Exercise:
Where the string "NASA" occurs in the material below, report the whole line.

Entries provided:
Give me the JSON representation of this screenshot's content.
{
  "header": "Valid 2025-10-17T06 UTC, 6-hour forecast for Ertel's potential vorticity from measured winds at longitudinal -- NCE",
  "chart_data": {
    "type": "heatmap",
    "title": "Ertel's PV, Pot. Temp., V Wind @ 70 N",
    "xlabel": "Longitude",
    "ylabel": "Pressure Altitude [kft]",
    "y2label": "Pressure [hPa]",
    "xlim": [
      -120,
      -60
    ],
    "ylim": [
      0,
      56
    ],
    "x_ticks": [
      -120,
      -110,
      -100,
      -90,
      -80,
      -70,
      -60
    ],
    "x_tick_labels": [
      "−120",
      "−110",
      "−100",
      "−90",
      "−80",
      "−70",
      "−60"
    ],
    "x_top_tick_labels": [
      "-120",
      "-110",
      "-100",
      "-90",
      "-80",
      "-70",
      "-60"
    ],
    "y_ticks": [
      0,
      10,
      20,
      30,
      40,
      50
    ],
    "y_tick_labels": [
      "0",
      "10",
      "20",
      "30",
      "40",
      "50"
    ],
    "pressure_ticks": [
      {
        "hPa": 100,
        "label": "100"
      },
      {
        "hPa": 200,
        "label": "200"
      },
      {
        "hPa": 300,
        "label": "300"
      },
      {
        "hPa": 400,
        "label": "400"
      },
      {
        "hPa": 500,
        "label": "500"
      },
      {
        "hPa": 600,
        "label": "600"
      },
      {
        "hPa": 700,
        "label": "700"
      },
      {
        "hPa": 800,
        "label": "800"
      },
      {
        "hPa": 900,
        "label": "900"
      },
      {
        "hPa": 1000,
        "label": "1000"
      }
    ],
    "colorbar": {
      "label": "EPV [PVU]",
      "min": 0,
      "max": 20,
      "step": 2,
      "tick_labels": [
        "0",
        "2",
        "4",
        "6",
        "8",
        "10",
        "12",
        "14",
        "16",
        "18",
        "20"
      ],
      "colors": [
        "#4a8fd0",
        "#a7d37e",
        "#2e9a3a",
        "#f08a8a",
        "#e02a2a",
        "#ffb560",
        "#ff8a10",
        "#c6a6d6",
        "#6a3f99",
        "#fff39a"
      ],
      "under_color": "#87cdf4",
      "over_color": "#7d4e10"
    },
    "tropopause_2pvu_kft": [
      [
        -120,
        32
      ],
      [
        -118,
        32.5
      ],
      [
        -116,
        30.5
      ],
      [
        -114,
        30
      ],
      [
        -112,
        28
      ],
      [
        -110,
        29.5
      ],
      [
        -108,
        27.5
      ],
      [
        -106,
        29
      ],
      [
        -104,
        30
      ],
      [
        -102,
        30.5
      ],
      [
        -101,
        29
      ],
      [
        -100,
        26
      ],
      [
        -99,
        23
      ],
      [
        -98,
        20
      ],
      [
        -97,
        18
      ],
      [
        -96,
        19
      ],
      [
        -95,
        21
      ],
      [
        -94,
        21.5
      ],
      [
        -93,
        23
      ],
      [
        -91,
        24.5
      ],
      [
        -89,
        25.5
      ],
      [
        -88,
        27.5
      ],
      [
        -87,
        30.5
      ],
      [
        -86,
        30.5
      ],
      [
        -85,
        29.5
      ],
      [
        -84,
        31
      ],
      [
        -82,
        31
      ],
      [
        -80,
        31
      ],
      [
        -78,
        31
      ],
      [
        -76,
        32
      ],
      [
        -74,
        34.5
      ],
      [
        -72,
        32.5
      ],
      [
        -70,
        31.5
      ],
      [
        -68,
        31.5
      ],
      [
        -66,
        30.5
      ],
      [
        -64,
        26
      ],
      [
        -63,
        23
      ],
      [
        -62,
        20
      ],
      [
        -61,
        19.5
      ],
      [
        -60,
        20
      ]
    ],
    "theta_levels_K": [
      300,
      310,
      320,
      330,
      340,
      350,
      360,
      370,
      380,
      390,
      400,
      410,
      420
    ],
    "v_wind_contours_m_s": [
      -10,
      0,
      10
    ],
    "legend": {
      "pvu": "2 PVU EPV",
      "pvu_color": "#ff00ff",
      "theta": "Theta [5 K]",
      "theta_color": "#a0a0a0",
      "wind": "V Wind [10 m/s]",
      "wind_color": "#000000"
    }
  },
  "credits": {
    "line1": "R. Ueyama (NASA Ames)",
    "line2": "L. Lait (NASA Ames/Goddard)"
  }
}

Finished answer:
    "line1": "R. Ueyama (NASA Ames)",
    "line2": "L. Lait (NASA Ames/Goddard)"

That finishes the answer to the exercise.